*Work to do:* Reproduce every entry exactly, without alteration.

----

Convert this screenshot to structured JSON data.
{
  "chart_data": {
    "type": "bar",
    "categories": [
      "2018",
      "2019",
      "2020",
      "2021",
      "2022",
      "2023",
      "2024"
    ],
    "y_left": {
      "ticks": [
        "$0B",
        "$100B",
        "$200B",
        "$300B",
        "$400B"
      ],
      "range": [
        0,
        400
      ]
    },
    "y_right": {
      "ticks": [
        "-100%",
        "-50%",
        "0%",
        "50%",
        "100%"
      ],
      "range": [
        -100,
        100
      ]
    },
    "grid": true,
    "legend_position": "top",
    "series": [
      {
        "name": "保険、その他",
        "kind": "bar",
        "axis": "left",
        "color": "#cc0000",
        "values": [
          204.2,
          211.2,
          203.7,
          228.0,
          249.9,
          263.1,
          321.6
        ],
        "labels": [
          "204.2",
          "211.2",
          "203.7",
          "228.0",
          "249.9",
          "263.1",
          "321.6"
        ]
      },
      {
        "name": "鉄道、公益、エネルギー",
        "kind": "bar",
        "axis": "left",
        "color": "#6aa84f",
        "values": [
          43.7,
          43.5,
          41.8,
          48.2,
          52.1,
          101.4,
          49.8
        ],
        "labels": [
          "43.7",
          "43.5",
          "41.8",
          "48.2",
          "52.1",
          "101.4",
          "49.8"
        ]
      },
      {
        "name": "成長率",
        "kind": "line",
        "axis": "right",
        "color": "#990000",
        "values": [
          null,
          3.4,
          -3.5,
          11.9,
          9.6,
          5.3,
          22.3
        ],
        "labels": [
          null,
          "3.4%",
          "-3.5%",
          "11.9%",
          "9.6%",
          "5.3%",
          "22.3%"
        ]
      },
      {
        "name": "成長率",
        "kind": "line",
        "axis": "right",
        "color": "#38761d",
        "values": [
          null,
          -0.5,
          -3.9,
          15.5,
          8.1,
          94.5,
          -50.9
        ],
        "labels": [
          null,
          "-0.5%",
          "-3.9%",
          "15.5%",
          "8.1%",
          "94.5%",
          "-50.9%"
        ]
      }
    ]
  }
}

----

*Exercise response:*
Convert this screenshot to structured JSON data.
{
  "chart_data": {
    "type": "bar",
    "categories": [
      "2018",
      "2019",
      "2020",
      "2021",
      "2022",
      "2023",
      "2024"
    ],
    "y_left": {
      "ticks": [
        "$0B",
        "$100B",
        "$200B",
        "$300B",
        "$400B"
      ],
      "range": [
        0,
        400
      ]
    },
    "y_right": {
      "ticks": [
        "-100%",
        "-50%",
        "0%",
        "50%",
        "100%"
      ],
      "range": [
        -100,
        100
      ]
    },
    "grid": true,
    "legend_position": "top",
    "series": [
      {
        "name": "保険、その他",
        "kind": "bar",
        "axis": "left",
        "color": "#cc0000",
        "values": [
          204.2,
          211.2,
          203.7,
          228.0,
          249.9,
          263.1,
          321.6
        ],
        "labels": [
          "204.2",
          "211.2",
          "203.7",
          "228.0",
          "249.9",
          "263.1",
          "321.6"
        ]
      },
      {
        "name": "鉄道、公益、エネルギー",
        "kind": "bar",
        "axis": "left",
        "color": "#6aa84f",
        "values": [
          43.7,
          43.5,
          41.8,
          48.2,
          52.1,
          101.4,
          49.8
        ],
        "labels": [
          "43.7",
          "43.5",
          "41.8",
          "48.2",
          "52.1",
          "101.4",
          "49.8"
        ]
      },
      {
        "name": "成長率",
        "kind": "line",
        "axis": "right",
        "color": "#990000",
        "values": [
          null,
          3.4,
          -3.5,
          11.9,
          9.6,
          5.3,
          22.3
        ],
        "labels": [
          null,
          "3.4%",
          "-3.5%",
          "11.9%",
          "9.6%",
          "5.3%",
          "22.3%"
        ]
      },
      {
        "name": "成長率",
        "kind": "line",
        "axis": "right",
        "color": "#38761d",
        "values": [
          null,
          -0.5,
          -3.9,
          15.5,
          8.1,
          94.5,
          -50.9
        ],
        "labels": [
          null,
          "-0.5%",
          "-3.9%",
          "15.5%",
          "8.1%",
          "94.5%",
          "-50.9%"
        ]
      }
    ]
  }
}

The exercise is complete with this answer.